**WHAT YOU HAVE TO DO**: Exactly as written, print each record in the listing.
--- --- ---
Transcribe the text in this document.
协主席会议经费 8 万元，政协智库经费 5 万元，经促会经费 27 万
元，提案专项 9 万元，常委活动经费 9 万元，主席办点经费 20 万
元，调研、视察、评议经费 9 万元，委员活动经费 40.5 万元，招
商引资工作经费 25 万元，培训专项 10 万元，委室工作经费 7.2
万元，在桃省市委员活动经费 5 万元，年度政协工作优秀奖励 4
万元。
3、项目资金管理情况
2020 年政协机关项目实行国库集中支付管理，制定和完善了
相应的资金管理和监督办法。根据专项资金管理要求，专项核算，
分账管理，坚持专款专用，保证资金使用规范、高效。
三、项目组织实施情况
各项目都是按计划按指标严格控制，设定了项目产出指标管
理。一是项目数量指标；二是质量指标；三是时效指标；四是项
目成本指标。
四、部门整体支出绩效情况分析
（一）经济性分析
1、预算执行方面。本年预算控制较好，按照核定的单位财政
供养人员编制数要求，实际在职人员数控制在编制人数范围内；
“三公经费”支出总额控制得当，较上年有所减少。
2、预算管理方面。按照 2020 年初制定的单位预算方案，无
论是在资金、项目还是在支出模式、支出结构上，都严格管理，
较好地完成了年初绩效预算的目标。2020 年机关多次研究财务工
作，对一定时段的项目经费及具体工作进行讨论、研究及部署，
--- --- ---
**CORRECT ANSWER**:
Transcribe the text in this document.
协主席会议经费 8 万元，政协智库经费 5 万元，经促会经费 27 万
元，提案专项 9 万元，常委活动经费 9 万元，主席办点经费 20 万
元，调研、视察、评议经费 9 万元，委员活动经费 40.5 万元，招
商引资工作经费 25 万元，培训专项 10 万元，委室工作经费 7.2
万元，在桃省市委员活动经费 5 万元，年度政协工作优秀奖励 4
万元。
3、项目资金管理情况
2020 年政协机关项目实行国库集中支付管理，制定和完善了
相应的资金管理和监督办法。根据专项资金管理要求，专项核算，
分账管理，坚持专款专用，保证资金使用规范、高效。
三、项目组织实施情况
各项目都是按计划按指标严格控制，设定了项目产出指标管
理。一是项目数量指标；二是质量指标；三是时效指标；四是项
目成本指标。
四、部门整体支出绩效情况分析
（一）经济性分析
1、预算执行方面。本年预算控制较好，按照核定的单位财政
供养人员编制数要求，实际在职人员数控制在编制人数范围内；
“三公经费”支出总额控制得当，较上年有所减少。
2、预算管理方面。按照 2020 年初制定的单位预算方案，无
论是在资金、项目还是在支出模式、支出结构上，都严格管理，
较好地完成了年初绩效预算的目标。2020 年机关多次研究财务工
作，对一定时段的项目经费及具体工作进行讨论、研究及部署，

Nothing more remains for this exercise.